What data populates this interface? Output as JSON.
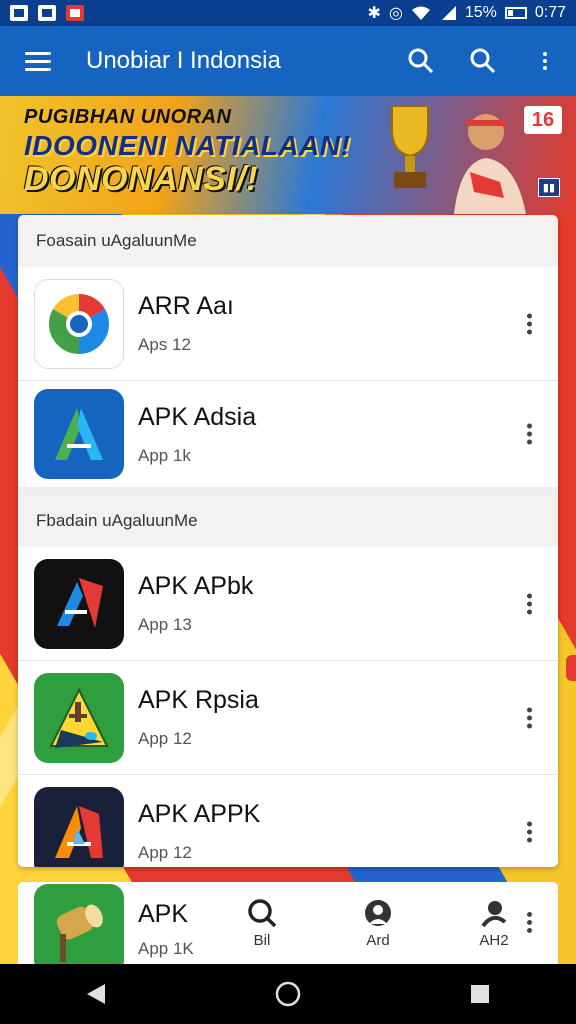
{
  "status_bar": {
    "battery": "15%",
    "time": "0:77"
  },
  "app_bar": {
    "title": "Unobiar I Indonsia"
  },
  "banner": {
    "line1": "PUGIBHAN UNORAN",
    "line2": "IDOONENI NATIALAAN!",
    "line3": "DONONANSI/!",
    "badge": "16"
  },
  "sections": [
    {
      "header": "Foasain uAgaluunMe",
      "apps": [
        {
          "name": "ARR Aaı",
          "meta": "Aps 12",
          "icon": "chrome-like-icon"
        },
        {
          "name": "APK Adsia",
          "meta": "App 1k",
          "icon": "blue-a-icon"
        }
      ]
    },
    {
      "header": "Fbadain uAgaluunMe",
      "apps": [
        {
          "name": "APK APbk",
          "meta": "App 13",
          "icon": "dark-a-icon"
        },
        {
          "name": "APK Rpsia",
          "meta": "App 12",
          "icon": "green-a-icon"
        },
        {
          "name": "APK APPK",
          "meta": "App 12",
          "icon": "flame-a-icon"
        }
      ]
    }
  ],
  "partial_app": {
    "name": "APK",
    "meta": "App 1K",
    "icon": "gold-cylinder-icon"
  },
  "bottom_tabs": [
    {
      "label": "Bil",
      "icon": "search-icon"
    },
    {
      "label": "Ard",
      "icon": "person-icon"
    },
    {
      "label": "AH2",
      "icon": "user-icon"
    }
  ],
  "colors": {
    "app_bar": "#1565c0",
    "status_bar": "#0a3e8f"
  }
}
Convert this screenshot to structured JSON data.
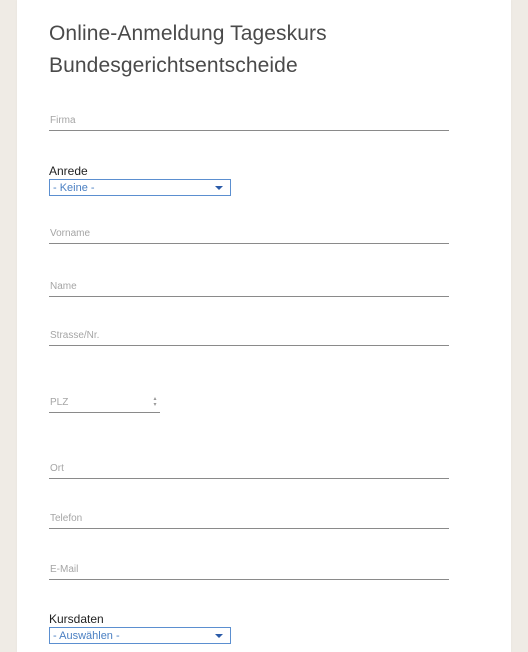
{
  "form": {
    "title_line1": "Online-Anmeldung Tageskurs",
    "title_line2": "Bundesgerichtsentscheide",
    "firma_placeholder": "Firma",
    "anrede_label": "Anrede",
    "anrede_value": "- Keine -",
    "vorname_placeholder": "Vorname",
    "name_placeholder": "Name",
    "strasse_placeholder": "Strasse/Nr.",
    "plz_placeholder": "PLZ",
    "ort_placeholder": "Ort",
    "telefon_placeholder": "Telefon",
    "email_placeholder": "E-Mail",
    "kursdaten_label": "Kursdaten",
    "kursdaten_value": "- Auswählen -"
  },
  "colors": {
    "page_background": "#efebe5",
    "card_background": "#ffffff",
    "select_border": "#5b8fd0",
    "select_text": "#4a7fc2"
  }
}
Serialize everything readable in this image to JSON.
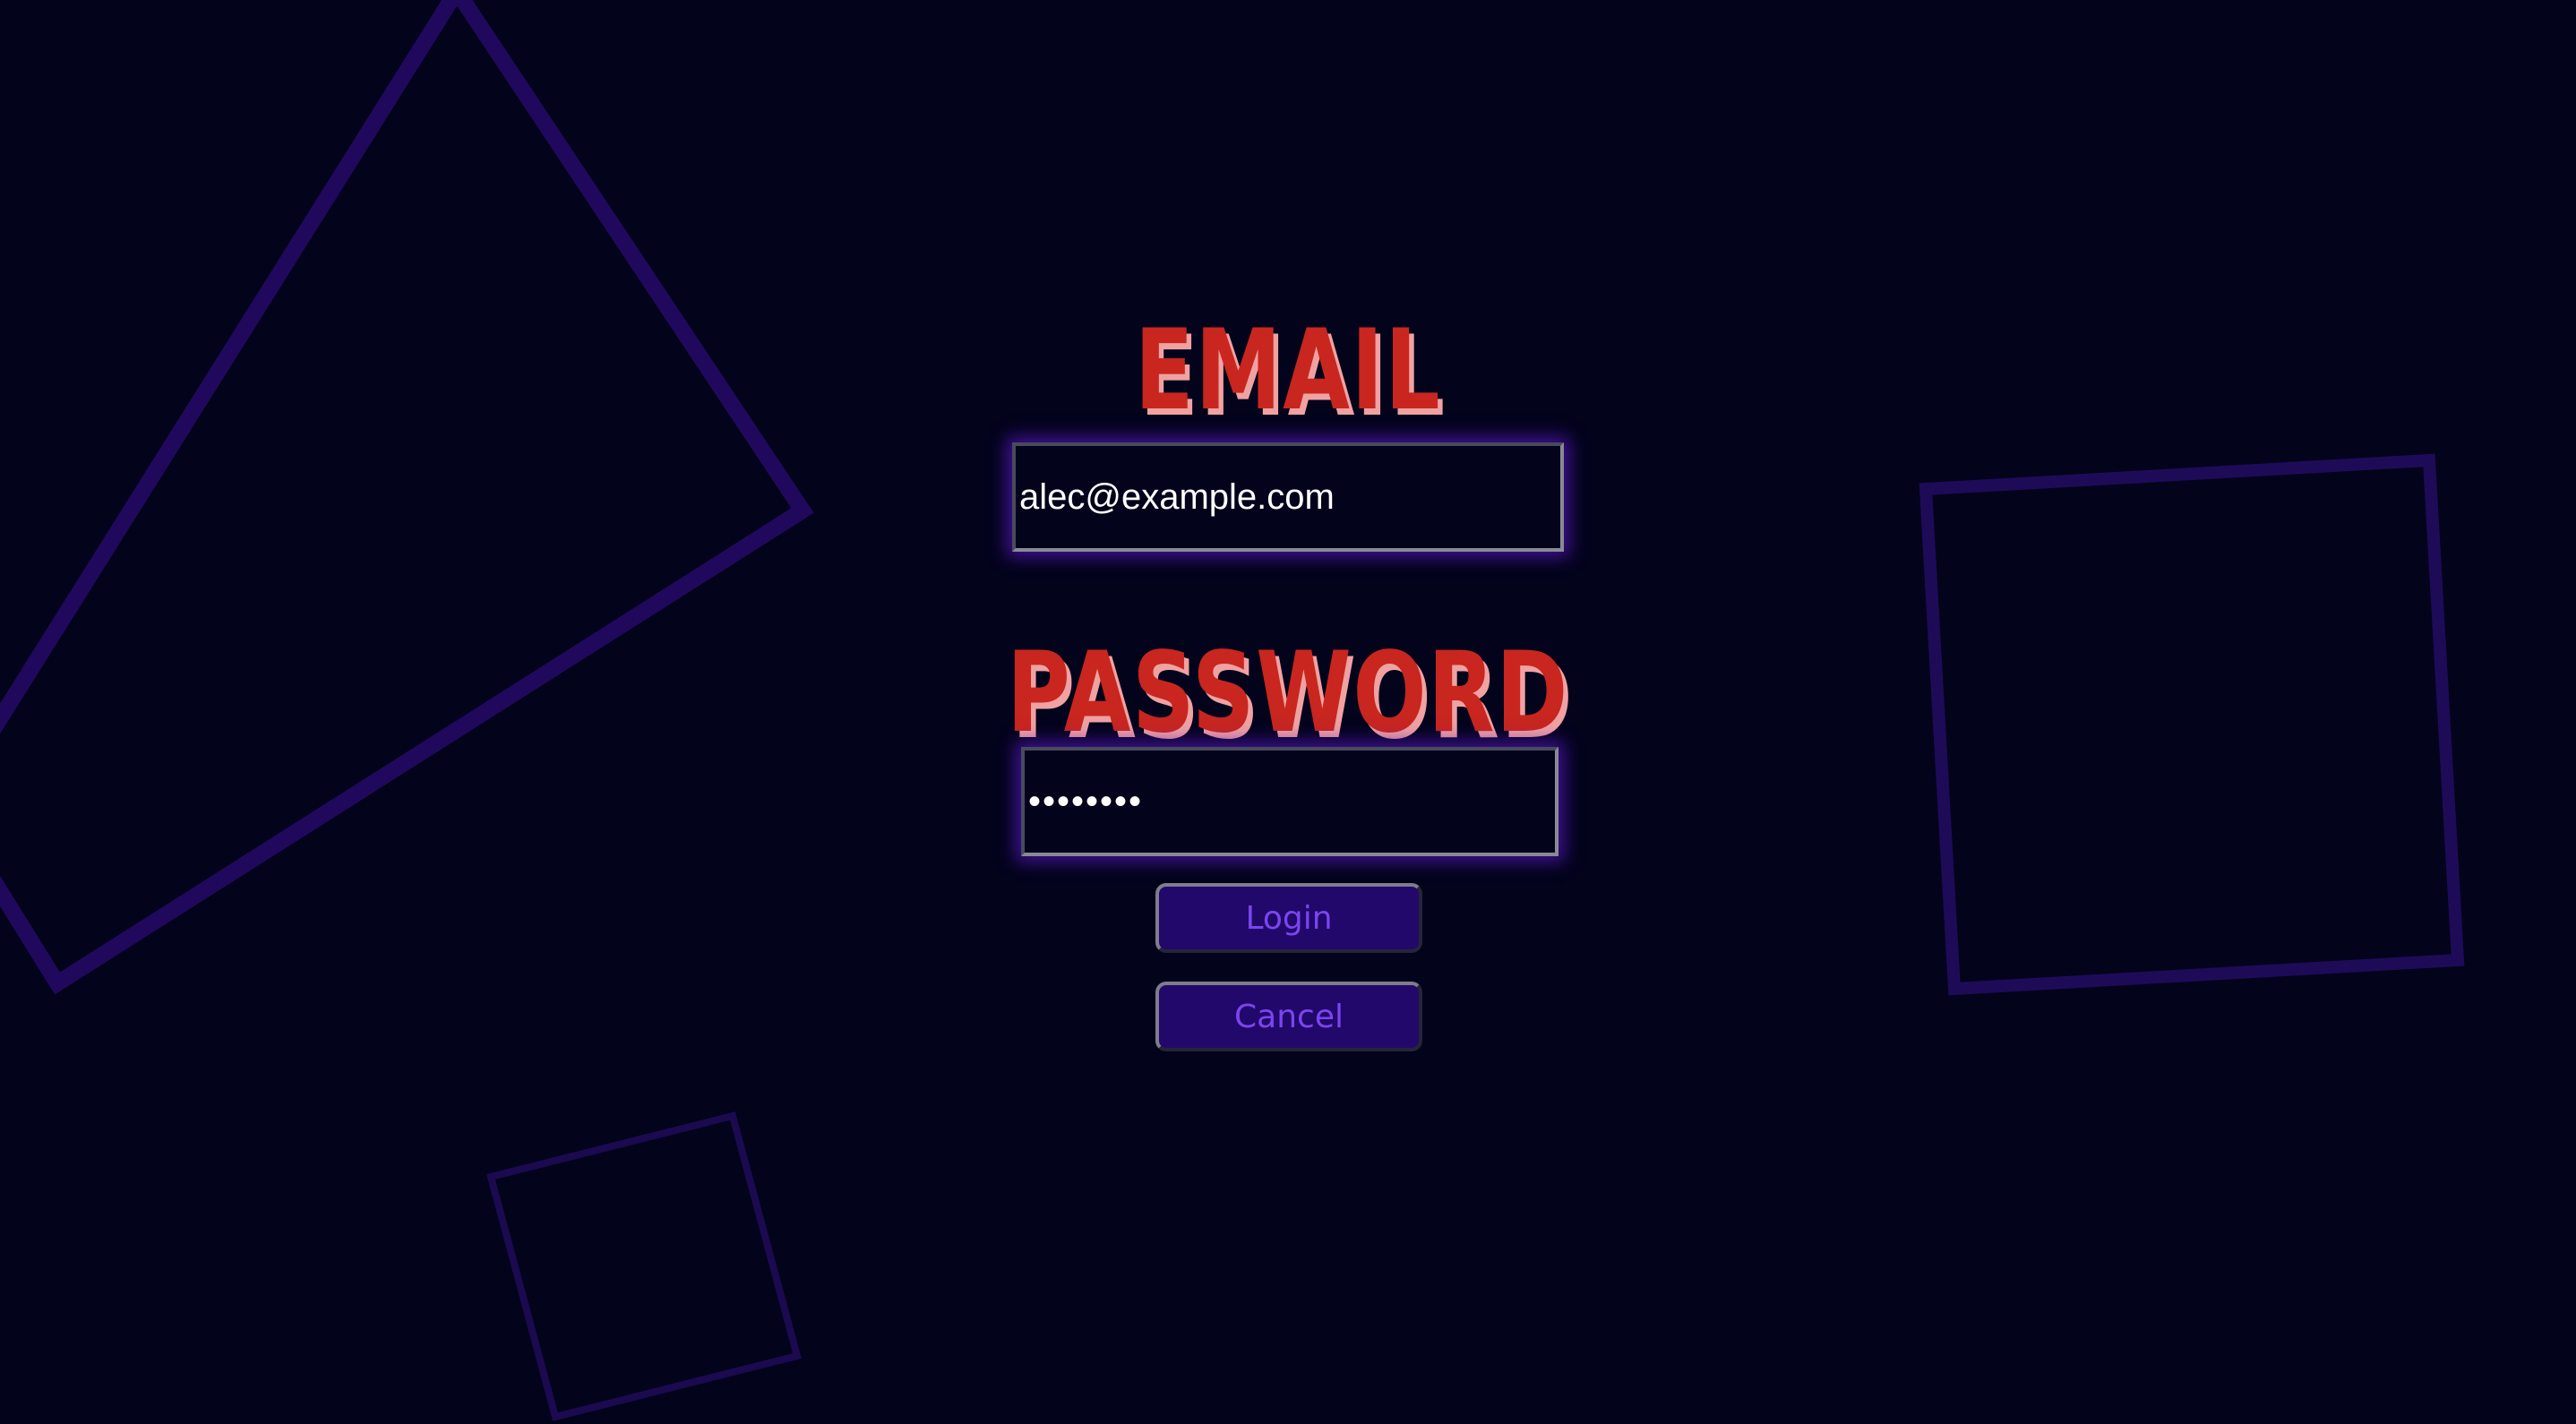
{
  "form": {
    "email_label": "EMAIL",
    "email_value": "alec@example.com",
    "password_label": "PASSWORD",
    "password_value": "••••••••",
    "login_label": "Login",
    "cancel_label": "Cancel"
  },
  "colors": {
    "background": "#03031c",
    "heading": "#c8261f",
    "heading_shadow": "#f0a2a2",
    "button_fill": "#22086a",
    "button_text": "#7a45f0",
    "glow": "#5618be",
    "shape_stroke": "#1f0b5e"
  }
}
==
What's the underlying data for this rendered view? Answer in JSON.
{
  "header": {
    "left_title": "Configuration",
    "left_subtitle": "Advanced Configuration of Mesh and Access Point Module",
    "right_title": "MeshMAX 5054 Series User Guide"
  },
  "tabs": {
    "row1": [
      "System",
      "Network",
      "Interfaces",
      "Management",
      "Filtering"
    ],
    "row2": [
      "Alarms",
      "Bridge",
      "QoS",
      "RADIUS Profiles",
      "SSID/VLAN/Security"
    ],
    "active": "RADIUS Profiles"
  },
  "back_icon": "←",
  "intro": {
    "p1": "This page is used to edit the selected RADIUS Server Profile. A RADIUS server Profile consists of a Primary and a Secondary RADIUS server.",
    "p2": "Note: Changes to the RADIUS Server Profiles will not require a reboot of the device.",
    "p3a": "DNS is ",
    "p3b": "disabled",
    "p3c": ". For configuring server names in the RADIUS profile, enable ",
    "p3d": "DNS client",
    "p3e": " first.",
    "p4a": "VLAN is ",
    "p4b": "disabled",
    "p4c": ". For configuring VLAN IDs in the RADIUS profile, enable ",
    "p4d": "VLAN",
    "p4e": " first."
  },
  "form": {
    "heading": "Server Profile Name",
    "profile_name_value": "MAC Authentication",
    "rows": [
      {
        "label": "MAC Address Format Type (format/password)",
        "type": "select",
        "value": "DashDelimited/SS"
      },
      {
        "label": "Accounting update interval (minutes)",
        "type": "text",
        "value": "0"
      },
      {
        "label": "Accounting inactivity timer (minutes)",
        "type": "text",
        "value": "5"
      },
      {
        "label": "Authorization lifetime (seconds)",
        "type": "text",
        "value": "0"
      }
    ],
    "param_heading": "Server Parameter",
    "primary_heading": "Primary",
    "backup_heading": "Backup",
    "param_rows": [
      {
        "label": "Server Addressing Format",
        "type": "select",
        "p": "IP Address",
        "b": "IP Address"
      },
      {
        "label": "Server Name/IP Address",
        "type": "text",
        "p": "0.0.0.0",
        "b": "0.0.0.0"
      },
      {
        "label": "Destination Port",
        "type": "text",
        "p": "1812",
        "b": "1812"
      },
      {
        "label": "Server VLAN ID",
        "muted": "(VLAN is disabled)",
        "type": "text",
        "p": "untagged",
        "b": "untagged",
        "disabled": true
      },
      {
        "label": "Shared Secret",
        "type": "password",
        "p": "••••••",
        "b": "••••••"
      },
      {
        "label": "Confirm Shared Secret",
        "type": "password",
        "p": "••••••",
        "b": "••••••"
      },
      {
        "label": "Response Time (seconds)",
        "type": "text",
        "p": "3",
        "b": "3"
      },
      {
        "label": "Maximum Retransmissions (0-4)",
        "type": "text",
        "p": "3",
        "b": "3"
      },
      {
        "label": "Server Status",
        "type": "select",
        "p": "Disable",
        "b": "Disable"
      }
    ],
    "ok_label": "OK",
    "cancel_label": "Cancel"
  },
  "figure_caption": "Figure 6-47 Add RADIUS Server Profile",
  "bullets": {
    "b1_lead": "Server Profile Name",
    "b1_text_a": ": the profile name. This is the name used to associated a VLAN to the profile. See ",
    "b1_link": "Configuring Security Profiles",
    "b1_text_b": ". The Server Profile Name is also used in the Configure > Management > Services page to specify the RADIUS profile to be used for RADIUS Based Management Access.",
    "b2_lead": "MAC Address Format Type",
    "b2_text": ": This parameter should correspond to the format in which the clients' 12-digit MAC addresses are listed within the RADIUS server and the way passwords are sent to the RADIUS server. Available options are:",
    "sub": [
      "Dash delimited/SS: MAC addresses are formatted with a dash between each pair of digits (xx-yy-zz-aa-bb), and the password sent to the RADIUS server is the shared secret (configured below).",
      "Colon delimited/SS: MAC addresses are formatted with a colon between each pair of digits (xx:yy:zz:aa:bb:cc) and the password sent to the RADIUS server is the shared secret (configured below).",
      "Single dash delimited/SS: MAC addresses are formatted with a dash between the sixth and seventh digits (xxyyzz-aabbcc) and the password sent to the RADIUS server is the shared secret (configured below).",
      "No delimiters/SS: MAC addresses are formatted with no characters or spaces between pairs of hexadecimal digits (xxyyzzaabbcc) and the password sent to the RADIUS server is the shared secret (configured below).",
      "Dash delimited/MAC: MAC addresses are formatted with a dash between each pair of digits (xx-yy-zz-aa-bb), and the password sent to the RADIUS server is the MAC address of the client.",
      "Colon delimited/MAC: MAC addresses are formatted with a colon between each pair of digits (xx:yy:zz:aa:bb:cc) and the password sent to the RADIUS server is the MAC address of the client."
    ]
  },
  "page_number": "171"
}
---
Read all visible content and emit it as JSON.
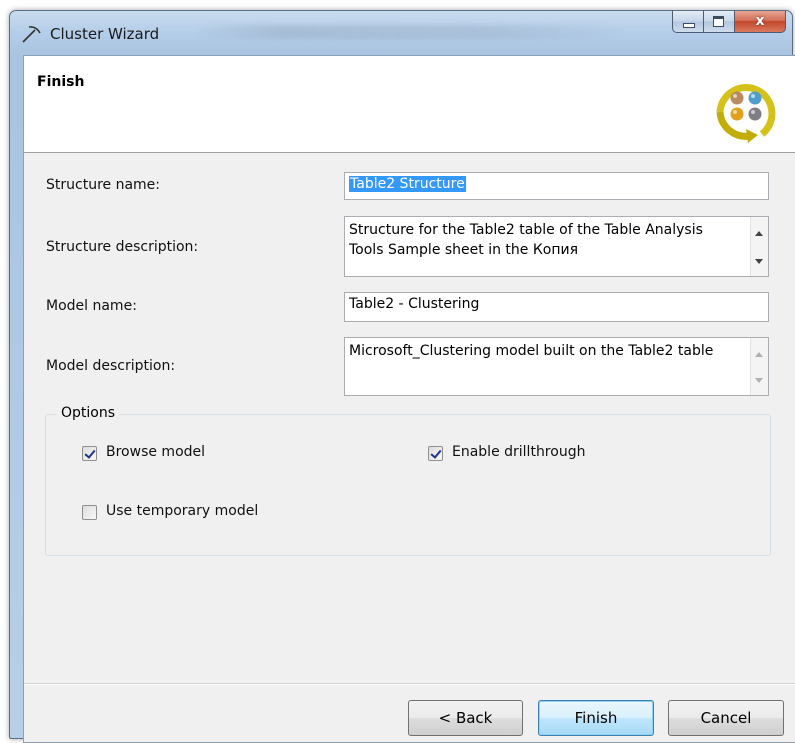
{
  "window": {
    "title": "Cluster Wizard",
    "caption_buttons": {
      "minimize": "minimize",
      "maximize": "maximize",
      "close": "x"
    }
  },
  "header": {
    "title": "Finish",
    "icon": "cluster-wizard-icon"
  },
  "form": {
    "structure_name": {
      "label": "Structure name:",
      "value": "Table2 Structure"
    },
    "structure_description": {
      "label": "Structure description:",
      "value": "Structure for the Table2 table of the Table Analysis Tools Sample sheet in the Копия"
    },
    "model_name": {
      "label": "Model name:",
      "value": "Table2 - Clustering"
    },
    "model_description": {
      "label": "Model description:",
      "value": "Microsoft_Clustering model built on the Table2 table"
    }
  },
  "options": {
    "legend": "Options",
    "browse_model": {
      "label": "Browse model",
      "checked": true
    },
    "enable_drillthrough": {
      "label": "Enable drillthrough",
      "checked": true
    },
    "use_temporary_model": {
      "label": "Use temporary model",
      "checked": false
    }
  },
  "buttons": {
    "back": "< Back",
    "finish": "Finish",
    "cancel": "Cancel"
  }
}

### Goal of the exercise
Look through the data above. Each line containing the word "uAgaluunMe" needs to be copied.

### Answer to this problem
      "header": "Foasain uAgaluunMe",
      "header": "Fbadain uAgaluunMe",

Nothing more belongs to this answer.